STATED EXERCISE:
Check every line of the entries below for the word "大相径庭", and copy the ones that have it.

SOURCE MATERIAL:

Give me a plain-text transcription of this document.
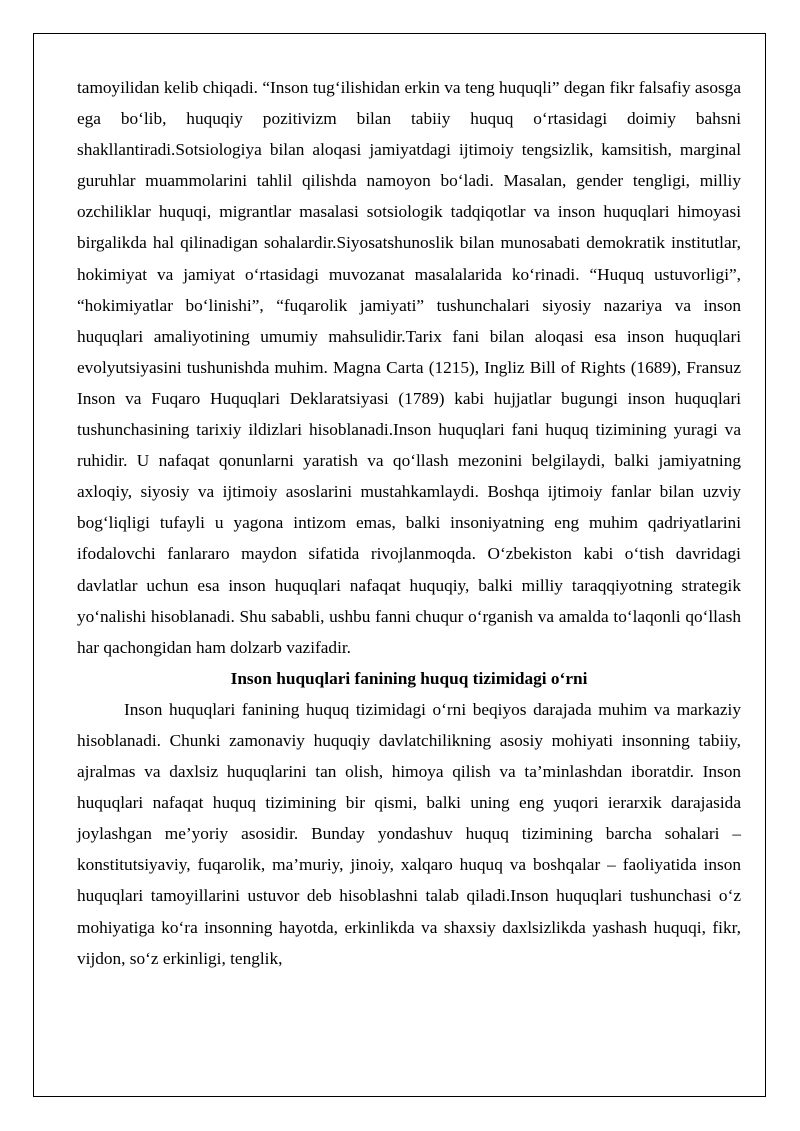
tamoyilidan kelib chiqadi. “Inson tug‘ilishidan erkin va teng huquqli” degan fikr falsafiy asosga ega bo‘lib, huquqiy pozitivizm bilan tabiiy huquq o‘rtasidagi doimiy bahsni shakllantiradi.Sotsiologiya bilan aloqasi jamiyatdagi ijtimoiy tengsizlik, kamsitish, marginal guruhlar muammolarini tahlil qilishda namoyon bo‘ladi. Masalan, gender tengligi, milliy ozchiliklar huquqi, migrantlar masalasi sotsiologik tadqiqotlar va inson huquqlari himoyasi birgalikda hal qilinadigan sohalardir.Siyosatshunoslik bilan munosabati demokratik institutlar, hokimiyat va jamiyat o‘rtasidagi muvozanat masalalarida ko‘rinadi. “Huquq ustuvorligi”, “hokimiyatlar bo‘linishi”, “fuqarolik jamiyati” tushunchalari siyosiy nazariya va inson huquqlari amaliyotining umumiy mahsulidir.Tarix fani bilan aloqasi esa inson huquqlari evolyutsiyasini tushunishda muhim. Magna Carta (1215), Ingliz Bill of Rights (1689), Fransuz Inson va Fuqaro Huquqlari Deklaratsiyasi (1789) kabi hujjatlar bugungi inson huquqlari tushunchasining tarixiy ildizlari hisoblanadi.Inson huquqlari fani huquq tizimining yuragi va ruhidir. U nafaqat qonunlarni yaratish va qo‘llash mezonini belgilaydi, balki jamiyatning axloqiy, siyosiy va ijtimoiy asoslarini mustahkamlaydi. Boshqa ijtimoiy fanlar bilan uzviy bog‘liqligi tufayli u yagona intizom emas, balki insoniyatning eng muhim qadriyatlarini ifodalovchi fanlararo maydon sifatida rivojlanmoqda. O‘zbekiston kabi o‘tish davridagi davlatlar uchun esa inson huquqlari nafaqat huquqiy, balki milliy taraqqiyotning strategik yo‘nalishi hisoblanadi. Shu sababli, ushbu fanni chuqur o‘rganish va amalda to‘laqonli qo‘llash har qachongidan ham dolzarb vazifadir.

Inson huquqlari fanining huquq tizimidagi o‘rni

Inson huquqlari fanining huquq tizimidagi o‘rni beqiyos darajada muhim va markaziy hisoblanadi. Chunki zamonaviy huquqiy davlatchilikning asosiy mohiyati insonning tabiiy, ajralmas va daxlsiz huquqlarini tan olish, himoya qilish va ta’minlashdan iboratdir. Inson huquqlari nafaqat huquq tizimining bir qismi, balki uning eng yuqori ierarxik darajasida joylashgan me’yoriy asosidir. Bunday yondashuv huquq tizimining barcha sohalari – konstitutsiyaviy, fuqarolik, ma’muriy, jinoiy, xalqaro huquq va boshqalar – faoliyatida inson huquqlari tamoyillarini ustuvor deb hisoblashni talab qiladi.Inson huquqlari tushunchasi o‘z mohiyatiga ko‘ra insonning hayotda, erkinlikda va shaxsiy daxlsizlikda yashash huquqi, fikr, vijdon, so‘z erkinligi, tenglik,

--

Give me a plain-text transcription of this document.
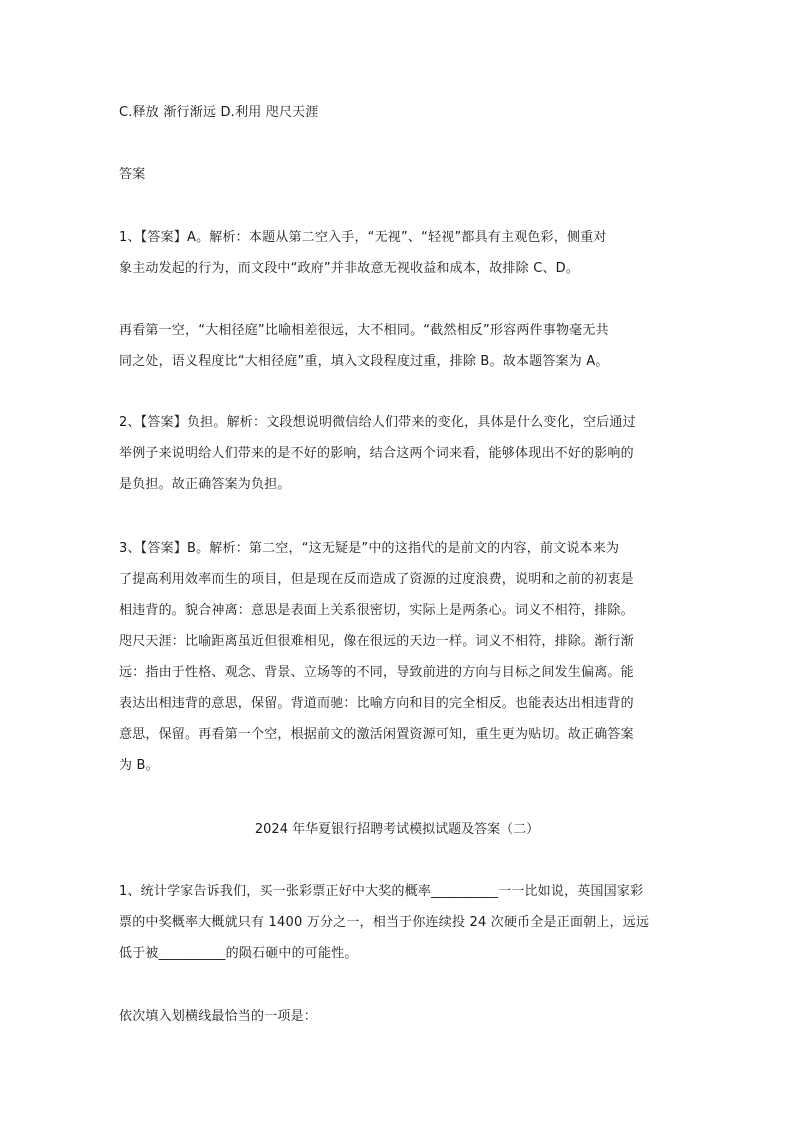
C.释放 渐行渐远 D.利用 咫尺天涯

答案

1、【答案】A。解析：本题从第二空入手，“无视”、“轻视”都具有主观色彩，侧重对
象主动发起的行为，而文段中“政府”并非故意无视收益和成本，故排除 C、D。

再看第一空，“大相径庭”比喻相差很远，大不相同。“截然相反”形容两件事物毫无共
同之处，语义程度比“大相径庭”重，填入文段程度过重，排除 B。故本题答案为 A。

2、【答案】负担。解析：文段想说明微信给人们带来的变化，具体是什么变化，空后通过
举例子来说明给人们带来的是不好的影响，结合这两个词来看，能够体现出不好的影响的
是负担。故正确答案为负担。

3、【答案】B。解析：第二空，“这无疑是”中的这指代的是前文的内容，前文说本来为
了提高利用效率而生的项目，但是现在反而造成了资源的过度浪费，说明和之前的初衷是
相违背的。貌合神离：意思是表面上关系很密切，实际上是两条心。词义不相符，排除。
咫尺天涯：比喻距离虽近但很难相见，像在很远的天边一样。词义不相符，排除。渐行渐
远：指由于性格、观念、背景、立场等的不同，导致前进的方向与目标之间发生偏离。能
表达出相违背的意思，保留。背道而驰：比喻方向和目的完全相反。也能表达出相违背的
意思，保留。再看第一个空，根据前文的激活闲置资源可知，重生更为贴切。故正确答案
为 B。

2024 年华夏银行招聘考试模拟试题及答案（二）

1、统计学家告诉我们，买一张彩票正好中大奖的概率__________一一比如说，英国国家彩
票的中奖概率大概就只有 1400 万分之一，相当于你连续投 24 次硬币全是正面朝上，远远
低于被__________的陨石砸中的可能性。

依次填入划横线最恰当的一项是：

--

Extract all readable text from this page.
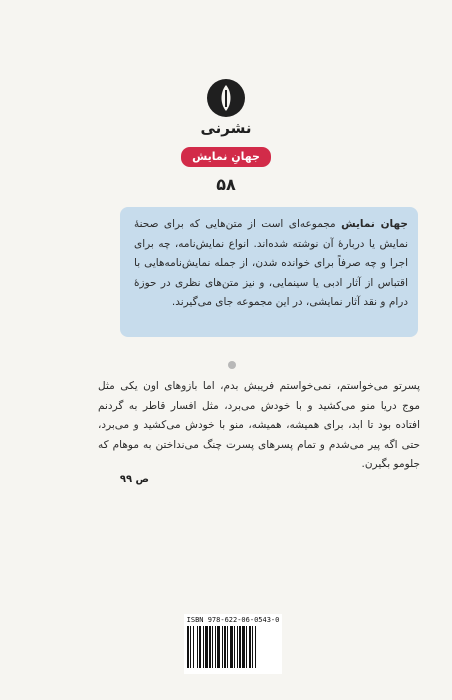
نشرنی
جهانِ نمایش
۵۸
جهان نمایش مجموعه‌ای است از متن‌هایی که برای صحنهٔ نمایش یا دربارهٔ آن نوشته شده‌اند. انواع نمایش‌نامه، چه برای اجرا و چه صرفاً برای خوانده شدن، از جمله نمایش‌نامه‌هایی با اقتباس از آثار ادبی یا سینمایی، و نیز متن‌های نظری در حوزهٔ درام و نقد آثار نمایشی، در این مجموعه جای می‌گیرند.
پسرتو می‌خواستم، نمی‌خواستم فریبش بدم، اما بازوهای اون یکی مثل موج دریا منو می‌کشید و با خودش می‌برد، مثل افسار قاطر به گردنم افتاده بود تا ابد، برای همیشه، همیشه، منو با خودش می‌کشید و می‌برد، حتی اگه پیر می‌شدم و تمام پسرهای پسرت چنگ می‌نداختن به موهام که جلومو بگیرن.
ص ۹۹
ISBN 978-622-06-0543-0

CORRECT RESULT:
再看第一空，“大相径庭”比喻相差很远，大不相同。“截然相反”形容两件事物毫无共
同之处，语义程度比“大相径庭”重，填入文段程度过重，排除 B。故本题答案为 A。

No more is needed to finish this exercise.